** Start **

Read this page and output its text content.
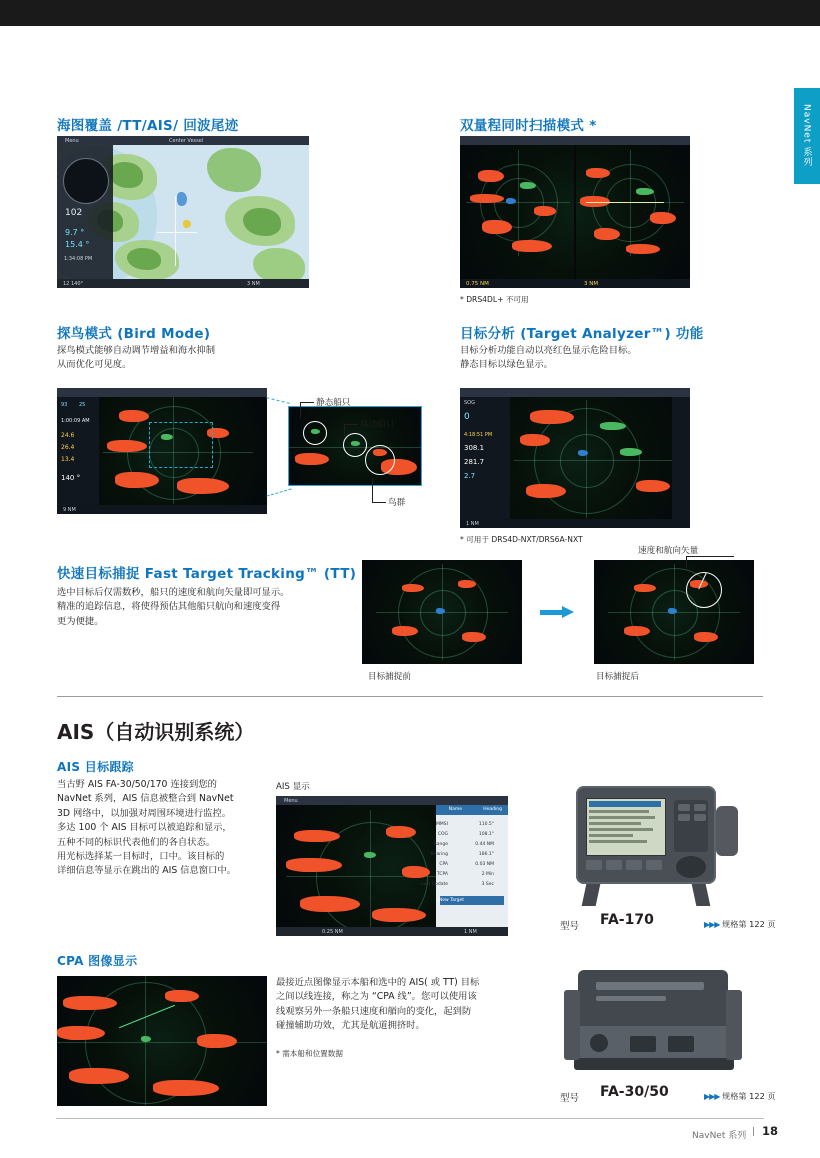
NavNet 系列
海图覆盖 /TT/AIS/ 回波尾迹
102
9.7 °
15.4 °
1:34:08 PM
Menu	Center Vessel
12 140°	3 NM
双量程同时扫描模式 *
0.75 NM	3 NM
* DRS4DL+ 不可用
探鸟模式 (Bird Mode)
探鸟模式能够自动调节增益和海水抑制
从而优化可见度。
93 25
1:00:09 AM
24.6
26.4
13.4
140 °
9 NM
静态船只
移动船只
鸟群
目标分析 (Target Analyzer™) 功能
目标分析功能自动以亮红色显示危险目标。
静态目标以绿色显示。
SOG
0
4:18:51 PM
308.1
281.7
2.7
1 NM
* 可用于 DRS4D-NXT/DRS6A-NXT
快速目标捕捉 Fast Target Tracking™ (TT)
选中目标后仅需数秒，船只的速度和航向矢量即可显示。
精准的追踪信息，将使得预估其他船只航向和速度变得
更为便捷。
速度和航向矢量
目标捕捉前	目标捕捉后
AIS（自动识别系统）
AIS 目标跟踪
当古野 AIS FA-30/50/170 连接到您的
NavNet 系列，AIS 信息被整合到 NavNet
3D 网络中，以加强对周围环境进行监控。
多达 100 个 AIS 目标可以被追踪和显示，
五种不同的标识代表他们的各自状态。
用光标选择某一目标时，口中。该目标的
详细信息等显示在跳出的 AIS 信息窗口中。
AIS 显示
Menu
Name	Heading
MMSI	110.5°
COG	108.1°
Range	0.44 NM
Bearing	186.1°
CPA	0.03 NM
TCPA	2 Min
Last Update	3 Sec
New Target
0.25 NM	1 NM
CPA 图像显示
最接近点图像显示本船和选中的 AIS( 或 TT) 目标
之间以线连接，称之为 “CPA 线”。您可以使用该
线观察另外一条船只速度和艏向的变化，起到防
碰撞辅助功效，尤其是航道拥挤时。
* 需本船和位置数据
型号 FA-170	▶▶▶ 规格第 122 页
型号 FA-30/50	▶▶▶ 规格第 122 页
NavNet 系列 | 18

** End **

Print out every entry above without changing a word, and leave out the pictures.

● **FINISHED EXERCISE**
Read this page and output its text content.
NavNet 系列
海图覆盖 /TT/AIS/ 回波尾迹
102
9.7 °
15.4 °
1:34:08 PM
Menu	Center Vessel
12 140°	3 NM
双量程同时扫描模式 *
0.75 NM	3 NM
* DRS4DL+ 不可用
探鸟模式 (Bird Mode)
探鸟模式能够自动调节增益和海水抑制
从而优化可见度。
93 25
1:00:09 AM
24.6
26.4
13.4
140 °
9 NM
静态船只
移动船只
鸟群
目标分析 (Target Analyzer™) 功能
目标分析功能自动以亮红色显示危险目标。
静态目标以绿色显示。
SOG
0
4:18:51 PM
308.1
281.7
2.7
1 NM
* 可用于 DRS4D-NXT/DRS6A-NXT
快速目标捕捉 Fast Target Tracking™ (TT)
选中目标后仅需数秒，船只的速度和航向矢量即可显示。
精准的追踪信息，将使得预估其他船只航向和速度变得
更为便捷。
速度和航向矢量
目标捕捉前	目标捕捉后
AIS（自动识别系统）
AIS 目标跟踪
当古野 AIS FA-30/50/170 连接到您的
NavNet 系列，AIS 信息被整合到 NavNet
3D 网络中，以加强对周围环境进行监控。
多达 100 个 AIS 目标可以被追踪和显示，
五种不同的标识代表他们的各自状态。
用光标选择某一目标时，口中。该目标的
详细信息等显示在跳出的 AIS 信息窗口中。
AIS 显示
Menu
Name	Heading
MMSI	110.5°
COG	108.1°
Range	0.44 NM
Bearing	186.1°
CPA	0.03 NM
TCPA	2 Min
Last Update	3 Sec
New Target
0.25 NM	1 NM
CPA 图像显示
最接近点图像显示本船和选中的 AIS( 或 TT) 目标
之间以线连接，称之为 “CPA 线”。您可以使用该
线观察另外一条船只速度和艏向的变化，起到防
碰撞辅助功效，尤其是航道拥挤时。
* 需本船和位置数据
型号 FA-170	▶▶▶ 规格第 122 页
型号 FA-30/50	▶▶▶ 规格第 122 页
NavNet 系列 | 18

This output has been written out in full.